*DOCUMENT EXTRACT*
________________________
I was divorced, once, by a woman who had warned me several times she'd leave if she had to listen to someone screaming "180!" ever again. Couldn't I at least turn the sound down? It was just a game of darts, for Christ's sake. It had no essential aural component. I explained that the sound a) of the dart going into the board and b) of the compère announcing "180!" was intrinsic to the atmosphere of the sport.

"Intrinsic to the atmosphere of the what?"

"The sport."

"Darts? A sport! Darts is no more a sport than life with you is."

In those days I had no answer to such ferocity. I would just feebly suggest that she move into a B&B if she couldn't stand the racket. It would be over in a fortnight. I even offered to go halves with her on the cost.

Things have changed since then. Now, everyone knows it's dartist to say darts isn't a sport just because players move less of their bodies than the average viewer does pointing the remote control. Take the recognition accorded to Phil "The Power" Taylor MBE, 15 times world champion, and a man, according to Sid Waddell – himself a student of Herodotus and the greatest commentator darts has ever known – "who could hit the dandruff on a fly's forelock". Taylor has just been voted runner-up to the jockey Tony McCoy, whoever he is, as BBC Sports Personality of the Year. I'd like to have been able to rub my wife's face in that. "See! Sports Personality of the Year."

But she long ago packed her bags. I think the B&B suggestion was the last straw, though in the end she walked out over a mere "120!". Her divorce lawyers called it mental cruelty.
________________________
*SET EXERCISE 1*
According to the darts column, how many times has Phil Taylor been world champion?
*SET EXERCISE 2*
Reproduce the stretch of the entries from the line containing "svg-text:10: 10 — [561, 117, 569, 124]" through the end of the entries, both ends included.

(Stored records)
________________________
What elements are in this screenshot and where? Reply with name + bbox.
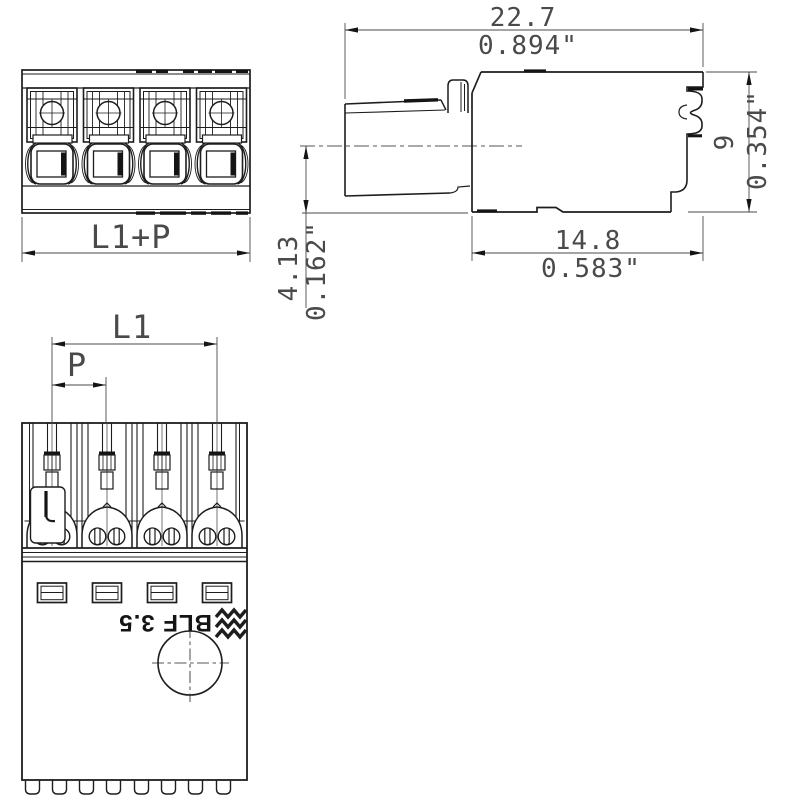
plug-housing-outline <box>22 423 247 780</box>
side-view: 22.7 0.894" 14.8 0.583" 9 0.354" <box>274 3 773 321</box>
drawing-sheet: L1+P <box>0 0 800 800</box>
dim-side-height: 9 0.354" <box>688 72 773 212</box>
dim-side-depth-in: 0.583" <box>541 254 641 284</box>
side-latch-profile <box>671 72 703 212</box>
dim-plug-pitch: P <box>52 346 106 424</box>
weidmueller-logo <box>216 610 246 637</box>
dim-front-total-label: L1+P <box>90 218 171 256</box>
dim-side-axis: 4.13 0.162" <box>274 146 468 321</box>
dim-side-height-in: 0.354" <box>743 90 773 190</box>
plug-solder-feet <box>26 780 231 794</box>
plug-actuation-lever <box>31 487 66 543</box>
dim-side-depth: 14.8 0.583" <box>472 216 703 284</box>
side-release-lever <box>448 80 468 113</box>
dim-side-height-mm: 9 <box>710 134 740 151</box>
plug-view: BLF 3.5 L1 <box>22 308 247 794</box>
dim-side-depth-mm: 14.8 <box>555 226 622 256</box>
dim-side-width-in: 0.894" <box>478 31 578 61</box>
dim-front-total: L1+P <box>22 217 250 262</box>
dim-plug-length-label: L1 <box>112 308 153 346</box>
dim-side-axis-mm: 4.13 <box>274 235 304 302</box>
dim-plug-pitch-label: P <box>67 346 87 384</box>
technical-drawing: L1+P <box>0 0 800 800</box>
front-view: L1+P <box>22 70 250 262</box>
side-bottom-edge <box>472 208 671 213</box>
dim-side-width-mm: 22.7 <box>490 3 557 33</box>
dim-side-width: 22.7 0.894" <box>345 3 703 99</box>
side-main-body <box>472 69 703 212</box>
dim-side-axis-in: 0.162" <box>302 221 332 321</box>
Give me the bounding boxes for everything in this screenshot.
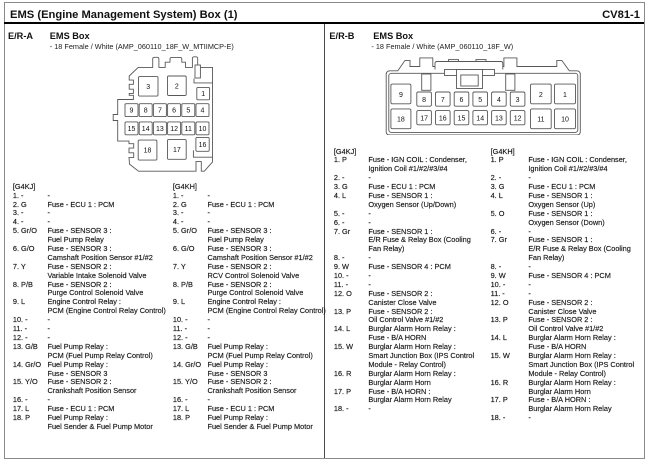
svg-text:10: 10 — [561, 117, 569, 124]
svg-text:5: 5 — [186, 108, 190, 115]
svg-text:18: 18 — [397, 117, 405, 124]
svg-text:6: 6 — [460, 97, 464, 104]
svg-text:11: 11 — [537, 117, 544, 124]
svg-text:17: 17 — [173, 147, 181, 154]
svg-text:8: 8 — [144, 108, 148, 115]
svg-text:15: 15 — [458, 116, 466, 123]
svg-text:1: 1 — [201, 91, 205, 98]
svg-text:11: 11 — [185, 126, 192, 133]
svg-text:15: 15 — [128, 126, 136, 133]
svg-text:12: 12 — [170, 126, 178, 133]
svg-text:13: 13 — [495, 116, 503, 123]
svg-text:12: 12 — [514, 116, 522, 123]
svg-text:7: 7 — [158, 108, 162, 115]
svg-text:16: 16 — [439, 116, 447, 123]
svg-text:6: 6 — [172, 108, 176, 115]
svg-text:14: 14 — [476, 116, 484, 123]
svg-text:16: 16 — [199, 142, 207, 149]
svg-text:17: 17 — [420, 116, 428, 123]
svg-text:2: 2 — [175, 83, 179, 90]
svg-text:7: 7 — [441, 97, 445, 104]
svg-text:9: 9 — [399, 92, 403, 99]
svg-text:8: 8 — [422, 97, 426, 104]
svg-text:3: 3 — [146, 84, 150, 91]
svg-text:3: 3 — [516, 97, 520, 104]
svg-text:13: 13 — [156, 126, 164, 133]
svg-text:5: 5 — [478, 97, 482, 104]
svg-text:14: 14 — [142, 126, 150, 133]
svg-text:9: 9 — [130, 108, 134, 115]
svg-text:2: 2 — [539, 92, 543, 99]
svg-text:1: 1 — [563, 92, 567, 99]
svg-text:4: 4 — [201, 108, 205, 115]
svg-text:18: 18 — [144, 148, 152, 155]
svg-text:4: 4 — [497, 97, 501, 104]
svg-text:10: 10 — [199, 126, 207, 133]
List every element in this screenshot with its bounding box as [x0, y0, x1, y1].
________________________
*WRITTEN ANSWER 1*
15 times.

*WRITTEN ANSWER 2*
svg-text:10: 10 — [561, 117, 569, 124]
svg-text:5: 5 — [186, 108, 190, 115]
svg-text:18: 18 — [397, 117, 405, 124]
svg-text:6: 6 — [460, 97, 464, 104]
svg-text:11: 11 — [537, 117, 544, 124]
svg-text:17: 17 — [173, 147, 181, 154]
svg-text:8: 8 — [144, 108, 148, 115]
svg-text:15: 15 — [458, 116, 466, 123]
svg-text:1: 1 — [201, 91, 205, 98]
svg-text:11: 11 — [185, 126, 192, 133]
svg-text:15: 15 — [128, 126, 136, 133]
svg-text:12: 12 — [170, 126, 178, 133]
svg-text:13: 13 — [495, 116, 503, 123]
svg-text:12: 12 — [514, 116, 522, 123]
svg-text:7: 7 — [158, 108, 162, 115]
svg-text:16: 16 — [439, 116, 447, 123]
svg-text:6: 6 — [172, 108, 176, 115]
svg-text:14: 14 — [476, 116, 484, 123]
svg-text:16: 16 — [199, 142, 207, 149]
svg-text:17: 17 — [420, 116, 428, 123]
svg-text:2: 2 — [175, 83, 179, 90]
svg-text:7: 7 — [441, 97, 445, 104]
svg-text:9: 9 — [399, 92, 403, 99]
svg-text:8: 8 — [422, 97, 426, 104]
svg-text:3: 3 — [146, 84, 150, 91]
svg-text:3: 3 — [516, 97, 520, 104]
svg-text:13: 13 — [156, 126, 164, 133]
svg-text:5: 5 — [478, 97, 482, 104]
svg-text:14: 14 — [142, 126, 150, 133]
svg-text:9: 9 — [130, 108, 134, 115]
svg-text:2: 2 — [539, 92, 543, 99]
svg-text:1: 1 — [563, 92, 567, 99]
svg-text:4: 4 — [201, 108, 205, 115]
svg-text:18: 18 — [144, 148, 152, 155]
svg-text:4: 4 — [497, 97, 501, 104]
svg-text:10: 10 — [199, 126, 207, 133]
List every element in this screenshot with its bounding box as [x0, y0, x1, y1].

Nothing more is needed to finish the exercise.